:: Directive ::
Give the data again, word for word.

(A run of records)

################

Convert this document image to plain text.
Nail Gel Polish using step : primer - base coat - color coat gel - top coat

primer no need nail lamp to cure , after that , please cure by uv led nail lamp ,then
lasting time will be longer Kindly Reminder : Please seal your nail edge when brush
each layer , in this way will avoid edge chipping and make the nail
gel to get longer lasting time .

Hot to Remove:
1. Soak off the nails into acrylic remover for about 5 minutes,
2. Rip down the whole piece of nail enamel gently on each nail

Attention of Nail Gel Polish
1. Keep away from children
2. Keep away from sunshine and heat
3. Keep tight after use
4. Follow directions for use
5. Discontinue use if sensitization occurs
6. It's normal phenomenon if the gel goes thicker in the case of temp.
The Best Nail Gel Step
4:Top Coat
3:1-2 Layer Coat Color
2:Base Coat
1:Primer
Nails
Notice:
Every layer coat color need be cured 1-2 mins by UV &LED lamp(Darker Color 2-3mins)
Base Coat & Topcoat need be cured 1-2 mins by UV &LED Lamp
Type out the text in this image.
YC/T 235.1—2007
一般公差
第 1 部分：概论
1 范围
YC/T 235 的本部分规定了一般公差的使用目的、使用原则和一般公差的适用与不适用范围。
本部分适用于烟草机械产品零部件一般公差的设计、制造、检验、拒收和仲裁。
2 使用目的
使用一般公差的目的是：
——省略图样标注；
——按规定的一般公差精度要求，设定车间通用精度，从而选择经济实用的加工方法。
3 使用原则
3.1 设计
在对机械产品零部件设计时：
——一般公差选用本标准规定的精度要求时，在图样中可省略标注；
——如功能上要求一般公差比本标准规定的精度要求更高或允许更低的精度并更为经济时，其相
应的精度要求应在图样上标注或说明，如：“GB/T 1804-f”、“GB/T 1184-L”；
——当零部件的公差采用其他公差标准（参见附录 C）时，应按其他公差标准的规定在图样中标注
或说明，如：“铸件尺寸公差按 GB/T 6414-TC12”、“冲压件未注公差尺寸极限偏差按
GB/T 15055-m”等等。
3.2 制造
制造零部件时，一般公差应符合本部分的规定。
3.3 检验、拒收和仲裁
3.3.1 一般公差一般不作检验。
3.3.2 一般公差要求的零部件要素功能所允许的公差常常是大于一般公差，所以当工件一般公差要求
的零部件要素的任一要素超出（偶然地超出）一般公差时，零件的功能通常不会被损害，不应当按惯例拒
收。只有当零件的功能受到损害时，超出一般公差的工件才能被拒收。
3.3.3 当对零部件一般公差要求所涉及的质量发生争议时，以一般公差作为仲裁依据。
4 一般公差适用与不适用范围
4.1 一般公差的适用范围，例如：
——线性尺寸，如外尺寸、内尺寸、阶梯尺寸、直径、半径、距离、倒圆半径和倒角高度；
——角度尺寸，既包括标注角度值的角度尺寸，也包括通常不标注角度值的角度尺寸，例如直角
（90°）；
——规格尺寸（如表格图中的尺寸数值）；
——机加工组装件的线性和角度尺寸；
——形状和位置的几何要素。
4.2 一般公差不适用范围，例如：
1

################

:: Full solution ::
Convert this document image to plain text.
Nail Gel Polish using step : primer - base coat - color coat gel - top coat

primer no need nail lamp to cure , after that , please cure by uv led nail lamp ,then
lasting time will be longer Kindly Reminder : Please seal your nail edge when brush
each layer , in this way will avoid edge chipping and make the nail
gel to get longer lasting time .

Hot to Remove:
1. Soak off the nails into acrylic remover for about 5 minutes,
2. Rip down the whole piece of nail enamel gently on each nail

Attention of Nail Gel Polish
1. Keep away from children
2. Keep away from sunshine and heat
3. Keep tight after use
4. Follow directions for use
5. Discontinue use if sensitization occurs
6. It's normal phenomenon if the gel goes thicker in the case of temp.
The Best Nail Gel Step
4:Top Coat
3:1-2 Layer Coat Color
2:Base Coat
1:Primer
Nails
Notice:
Every layer coat color need be cured 1-2 mins by UV &LED lamp(Darker Color 2-3mins)
Base Coat & Topcoat need be cured 1-2 mins by UV &LED Lamp
Type out the text in this image.
YC/T 235.1—2007
一般公差
第 1 部分：概论
1 范围
YC/T 235 的本部分规定了一般公差的使用目的、使用原则和一般公差的适用与不适用范围。
本部分适用于烟草机械产品零部件一般公差的设计、制造、检验、拒收和仲裁。
2 使用目的
使用一般公差的目的是：
——省略图样标注；
——按规定的一般公差精度要求，设定车间通用精度，从而选择经济实用的加工方法。
3 使用原则
3.1 设计
在对机械产品零部件设计时：
——一般公差选用本标准规定的精度要求时，在图样中可省略标注；
——如功能上要求一般公差比本标准规定的精度要求更高或允许更低的精度并更为经济时，其相
应的精度要求应在图样上标注或说明，如：“GB/T 1804-f”、“GB/T 1184-L”；
——当零部件的公差采用其他公差标准（参见附录 C）时，应按其他公差标准的规定在图样中标注
或说明，如：“铸件尺寸公差按 GB/T 6414-TC12”、“冲压件未注公差尺寸极限偏差按
GB/T 15055-m”等等。
3.2 制造
制造零部件时，一般公差应符合本部分的规定。
3.3 检验、拒收和仲裁
3.3.1 一般公差一般不作检验。
3.3.2 一般公差要求的零部件要素功能所允许的公差常常是大于一般公差，所以当工件一般公差要求
的零部件要素的任一要素超出（偶然地超出）一般公差时，零件的功能通常不会被损害，不应当按惯例拒
收。只有当零件的功能受到损害时，超出一般公差的工件才能被拒收。
3.3.3 当对零部件一般公差要求所涉及的质量发生争议时，以一般公差作为仲裁依据。
4 一般公差适用与不适用范围
4.1 一般公差的适用范围，例如：
——线性尺寸，如外尺寸、内尺寸、阶梯尺寸、直径、半径、距离、倒圆半径和倒角高度；
——角度尺寸，既包括标注角度值的角度尺寸，也包括通常不标注角度值的角度尺寸，例如直角
（90°）；
——规格尺寸（如表格图中的尺寸数值）；
——机加工组装件的线性和角度尺寸；
——形状和位置的几何要素。
4.2 一般公差不适用范围，例如：
1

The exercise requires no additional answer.